▸ **YOUR OBJECTIVE**: Go through the listing and return every line with "JSON" in it.

Items from a data source:
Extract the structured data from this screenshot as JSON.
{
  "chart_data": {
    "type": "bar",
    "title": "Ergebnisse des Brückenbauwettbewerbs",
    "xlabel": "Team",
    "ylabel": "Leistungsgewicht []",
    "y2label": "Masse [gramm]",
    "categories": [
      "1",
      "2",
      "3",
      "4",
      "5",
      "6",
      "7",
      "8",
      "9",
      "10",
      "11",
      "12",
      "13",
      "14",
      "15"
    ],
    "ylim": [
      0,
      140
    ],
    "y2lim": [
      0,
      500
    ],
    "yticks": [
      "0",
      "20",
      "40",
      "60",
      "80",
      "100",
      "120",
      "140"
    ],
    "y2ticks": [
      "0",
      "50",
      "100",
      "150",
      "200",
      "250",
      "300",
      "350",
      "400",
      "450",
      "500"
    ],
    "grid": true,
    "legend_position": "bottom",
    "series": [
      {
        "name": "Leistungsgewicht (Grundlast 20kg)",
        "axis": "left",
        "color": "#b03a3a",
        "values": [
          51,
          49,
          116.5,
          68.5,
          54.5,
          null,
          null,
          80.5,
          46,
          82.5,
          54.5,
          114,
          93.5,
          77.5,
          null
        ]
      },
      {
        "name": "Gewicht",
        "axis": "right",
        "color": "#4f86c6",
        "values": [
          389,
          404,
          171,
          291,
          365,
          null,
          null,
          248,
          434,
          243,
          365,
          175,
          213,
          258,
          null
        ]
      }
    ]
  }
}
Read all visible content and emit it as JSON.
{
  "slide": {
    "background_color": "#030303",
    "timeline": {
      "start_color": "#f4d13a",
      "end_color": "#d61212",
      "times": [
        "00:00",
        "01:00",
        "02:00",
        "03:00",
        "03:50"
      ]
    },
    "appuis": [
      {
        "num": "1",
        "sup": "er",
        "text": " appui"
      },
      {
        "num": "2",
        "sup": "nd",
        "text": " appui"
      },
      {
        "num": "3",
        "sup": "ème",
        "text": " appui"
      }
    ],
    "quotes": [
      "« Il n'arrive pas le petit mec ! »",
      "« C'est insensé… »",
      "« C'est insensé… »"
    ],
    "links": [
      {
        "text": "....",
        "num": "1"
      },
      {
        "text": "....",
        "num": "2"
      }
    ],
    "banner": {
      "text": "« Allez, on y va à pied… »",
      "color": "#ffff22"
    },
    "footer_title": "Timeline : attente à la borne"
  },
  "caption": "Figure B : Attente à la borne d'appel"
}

▸ **COMPLETED EXERCISE**:
Extract the structured data from this screenshot as JSON.
Read all visible content and emit it as JSON.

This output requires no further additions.